▶ _To be done_
Repeat the listing word for word. No pictures belong in the copy.

▶ _The records_

'''

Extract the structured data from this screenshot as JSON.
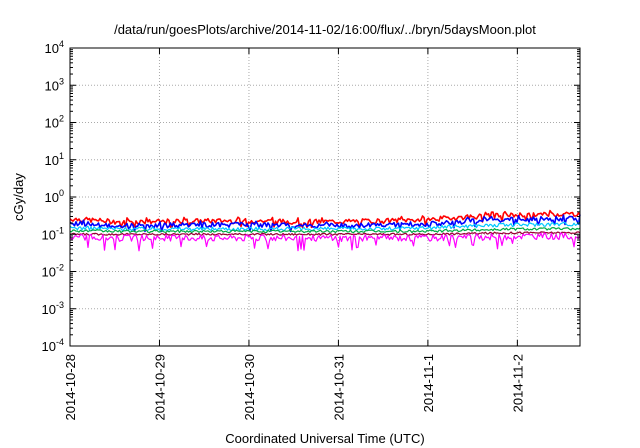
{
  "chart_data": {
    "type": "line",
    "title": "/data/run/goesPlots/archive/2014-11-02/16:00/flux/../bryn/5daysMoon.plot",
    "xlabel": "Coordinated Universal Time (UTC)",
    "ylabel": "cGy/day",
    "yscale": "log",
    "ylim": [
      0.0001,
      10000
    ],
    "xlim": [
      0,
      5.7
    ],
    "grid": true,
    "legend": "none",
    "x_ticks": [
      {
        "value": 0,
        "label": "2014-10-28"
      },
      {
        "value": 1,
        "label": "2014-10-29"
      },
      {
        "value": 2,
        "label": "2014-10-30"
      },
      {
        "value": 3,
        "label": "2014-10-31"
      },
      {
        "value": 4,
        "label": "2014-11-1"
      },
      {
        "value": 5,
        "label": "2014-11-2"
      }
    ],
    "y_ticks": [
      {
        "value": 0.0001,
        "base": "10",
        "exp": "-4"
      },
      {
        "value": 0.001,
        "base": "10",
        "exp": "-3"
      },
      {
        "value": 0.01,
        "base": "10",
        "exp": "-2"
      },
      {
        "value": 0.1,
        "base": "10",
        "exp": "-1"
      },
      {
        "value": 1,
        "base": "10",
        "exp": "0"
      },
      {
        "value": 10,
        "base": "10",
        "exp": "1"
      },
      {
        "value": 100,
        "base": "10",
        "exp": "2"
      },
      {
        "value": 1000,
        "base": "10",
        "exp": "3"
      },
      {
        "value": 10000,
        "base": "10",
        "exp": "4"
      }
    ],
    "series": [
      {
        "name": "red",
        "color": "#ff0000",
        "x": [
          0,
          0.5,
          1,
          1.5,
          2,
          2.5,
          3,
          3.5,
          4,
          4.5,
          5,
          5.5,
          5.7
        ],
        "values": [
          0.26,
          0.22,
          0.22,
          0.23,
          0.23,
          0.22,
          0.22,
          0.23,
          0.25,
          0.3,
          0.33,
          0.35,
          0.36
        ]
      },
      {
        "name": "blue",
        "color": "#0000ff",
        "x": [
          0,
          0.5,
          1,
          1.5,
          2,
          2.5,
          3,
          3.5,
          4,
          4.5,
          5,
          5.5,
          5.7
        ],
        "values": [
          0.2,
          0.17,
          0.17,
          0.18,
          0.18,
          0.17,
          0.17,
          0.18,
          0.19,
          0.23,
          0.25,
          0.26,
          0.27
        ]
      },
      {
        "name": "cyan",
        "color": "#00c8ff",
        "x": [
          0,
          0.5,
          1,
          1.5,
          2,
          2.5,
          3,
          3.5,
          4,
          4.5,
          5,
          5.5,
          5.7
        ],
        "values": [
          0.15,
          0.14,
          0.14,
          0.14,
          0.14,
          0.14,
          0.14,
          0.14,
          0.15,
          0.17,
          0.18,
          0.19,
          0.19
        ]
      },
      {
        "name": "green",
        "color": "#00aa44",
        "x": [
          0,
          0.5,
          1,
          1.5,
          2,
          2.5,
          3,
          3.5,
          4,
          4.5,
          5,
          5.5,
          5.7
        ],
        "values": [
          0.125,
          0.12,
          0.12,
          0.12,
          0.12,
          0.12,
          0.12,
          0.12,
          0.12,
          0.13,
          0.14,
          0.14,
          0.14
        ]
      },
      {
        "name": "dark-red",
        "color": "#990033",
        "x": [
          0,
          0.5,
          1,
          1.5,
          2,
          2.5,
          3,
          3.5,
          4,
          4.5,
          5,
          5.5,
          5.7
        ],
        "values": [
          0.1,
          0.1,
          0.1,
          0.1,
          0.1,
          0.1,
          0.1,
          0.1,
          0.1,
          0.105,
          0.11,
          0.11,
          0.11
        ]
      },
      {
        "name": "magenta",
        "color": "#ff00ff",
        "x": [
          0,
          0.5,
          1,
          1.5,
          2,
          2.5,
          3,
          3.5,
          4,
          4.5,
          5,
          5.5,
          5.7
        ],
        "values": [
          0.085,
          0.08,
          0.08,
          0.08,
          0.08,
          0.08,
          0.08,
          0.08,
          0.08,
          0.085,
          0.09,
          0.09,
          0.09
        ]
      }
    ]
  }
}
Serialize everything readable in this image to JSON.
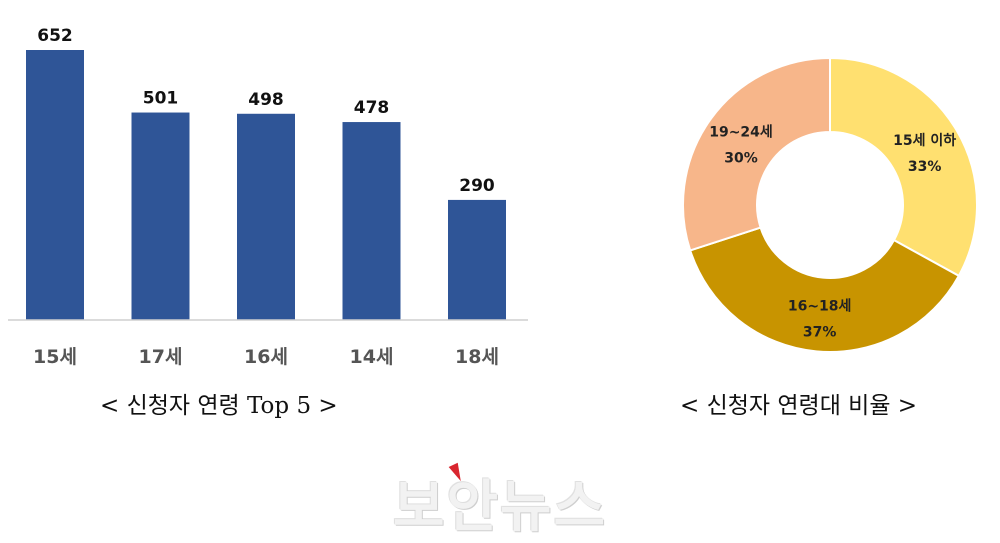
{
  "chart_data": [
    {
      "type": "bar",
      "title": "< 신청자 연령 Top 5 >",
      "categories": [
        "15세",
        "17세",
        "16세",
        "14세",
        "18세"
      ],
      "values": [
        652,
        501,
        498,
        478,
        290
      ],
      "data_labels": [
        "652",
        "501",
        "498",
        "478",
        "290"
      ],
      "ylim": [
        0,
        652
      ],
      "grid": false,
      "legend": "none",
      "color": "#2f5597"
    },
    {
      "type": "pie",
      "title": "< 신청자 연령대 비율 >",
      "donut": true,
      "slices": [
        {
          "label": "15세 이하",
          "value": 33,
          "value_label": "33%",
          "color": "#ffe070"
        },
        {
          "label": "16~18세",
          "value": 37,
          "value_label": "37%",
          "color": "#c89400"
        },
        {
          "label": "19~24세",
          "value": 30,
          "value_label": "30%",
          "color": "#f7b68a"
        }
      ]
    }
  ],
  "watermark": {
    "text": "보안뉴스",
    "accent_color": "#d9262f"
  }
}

'''

▶ _Reply to the task_
Extract the structured data from this screenshot as JSON.
{
  "chart_data": {
    "type": "line",
    "title": "/data/run/goesPlots/archive/2014-11-02/16:00/flux/../bryn/5daysMoon.plot",
    "xlabel": "Coordinated Universal Time (UTC)",
    "ylabel": "cGy/day",
    "yscale": "log",
    "ylim": [
      0.0001,
      10000
    ],
    "xlim": [
      0,
      5.7
    ],
    "grid": true,
    "legend": "none",
    "x_ticks": [
      {
        "value": 0,
        "label": "2014-10-28"
      },
      {
        "value": 1,
        "label": "2014-10-29"
      },
      {
        "value": 2,
        "label": "2014-10-30"
      },
      {
        "value": 3,
        "label": "2014-10-31"
      },
      {
        "value": 4,
        "label": "2014-11-1"
      },
      {
        "value": 5,
        "label": "2014-11-2"
      }
    ],
    "y_ticks": [
      {
        "value": 0.0001,
        "base": "10",
        "exp": "-4"
      },
      {
        "value": 0.001,
        "base": "10",
        "exp": "-3"
      },
      {
        "value": 0.01,
        "base": "10",
        "exp": "-2"
      },
      {
        "value": 0.1,
        "base": "10",
        "exp": "-1"
      },
      {
        "value": 1,
        "base": "10",
        "exp": "0"
      },
      {
        "value": 10,
        "base": "10",
        "exp": "1"
      },
      {
        "value": 100,
        "base": "10",
        "exp": "2"
      },
      {
        "value": 1000,
        "base": "10",
        "exp": "3"
      },
      {
        "value": 10000,
        "base": "10",
        "exp": "4"
      }
    ],
    "series": [
      {
        "name": "red",
        "color": "#ff0000",
        "x": [
          0,
          0.5,
          1,
          1.5,
          2,
          2.5,
          3,
          3.5,
          4,
          4.5,
          5,
          5.5,
          5.7
        ],
        "values": [
          0.26,
          0.22,
          0.22,
          0.23,
          0.23,
          0.22,
          0.22,
          0.23,
          0.25,
          0.3,
          0.33,
          0.35,
          0.36
        ]
      },
      {
        "name": "blue",
        "color": "#0000ff",
        "x": [
          0,
          0.5,
          1,
          1.5,
          2,
          2.5,
          3,
          3.5,
          4,
          4.5,
          5,
          5.5,
          5.7
        ],
        "values": [
          0.2,
          0.17,
          0.17,
          0.18,
          0.18,
          0.17,
          0.17,
          0.18,
          0.19,
          0.23,
          0.25,
          0.26,
          0.27
        ]
      },
      {
        "name": "cyan",
        "color": "#00c8ff",
        "x": [
          0,
          0.5,
          1,
          1.5,
          2,
          2.5,
          3,
          3.5,
          4,
          4.5,
          5,
          5.5,
          5.7
        ],
        "values": [
          0.15,
          0.14,
          0.14,
          0.14,
          0.14,
          0.14,
          0.14,
          0.14,
          0.15,
          0.17,
          0.18,
          0.19,
          0.19
        ]
      },
      {
        "name": "green",
        "color": "#00aa44",
        "x": [
          0,
          0.5,
          1,
          1.5,
          2,
          2.5,
          3,
          3.5,
          4,
          4.5,
          5,
          5.5,
          5.7
        ],
        "values": [
          0.125,
          0.12,
          0.12,
          0.12,
          0.12,
          0.12,
          0.12,
          0.12,
          0.12,
          0.13,
          0.14,
          0.14,
          0.14
        ]
      },
      {
        "name": "dark-red",
        "color": "#990033",
        "x": [
          0,
          0.5,
          1,
          1.5,
          2,
          2.5,
          3,
          3.5,
          4,
          4.5,
          5,
          5.5,
          5.7
        ],
        "values": [
          0.1,
          0.1,
          0.1,
          0.1,
          0.1,
          0.1,
          0.1,
          0.1,
          0.1,
          0.105,
          0.11,
          0.11,
          0.11
        ]
      },
      {
        "name": "magenta",
        "color": "#ff00ff",
        "x": [
          0,
          0.5,
          1,
          1.5,
          2,
          2.5,
          3,
          3.5,
          4,
          4.5,
          5,
          5.5,
          5.7
        ],
        "values": [
          0.085,
          0.08,
          0.08,
          0.08,
          0.08,
          0.08,
          0.08,
          0.08,
          0.08,
          0.085,
          0.09,
          0.09,
          0.09
        ]
      }
    ]
  }
}
Serialize everything readable in this image to JSON.
{
  "chart_data": [
    {
      "type": "bar",
      "title": "< 신청자 연령 Top 5 >",
      "categories": [
        "15세",
        "17세",
        "16세",
        "14세",
        "18세"
      ],
      "values": [
        652,
        501,
        498,
        478,
        290
      ],
      "data_labels": [
        "652",
        "501",
        "498",
        "478",
        "290"
      ],
      "ylim": [
        0,
        652
      ],
      "grid": false,
      "legend": "none",
      "color": "#2f5597"
    },
    {
      "type": "pie",
      "title": "< 신청자 연령대 비율 >",
      "donut": true,
      "slices": [
        {
          "label": "15세 이하",
          "value": 33,
          "value_label": "33%",
          "color": "#ffe070"
        },
        {
          "label": "16~18세",
          "value": 37,
          "value_label": "37%",
          "color": "#c89400"
        },
        {
          "label": "19~24세",
          "value": 30,
          "value_label": "30%",
          "color": "#f7b68a"
        }
      ]
    }
  ],
  "watermark": {
    "text": "보안뉴스",
    "accent_color": "#d9262f"
  }
}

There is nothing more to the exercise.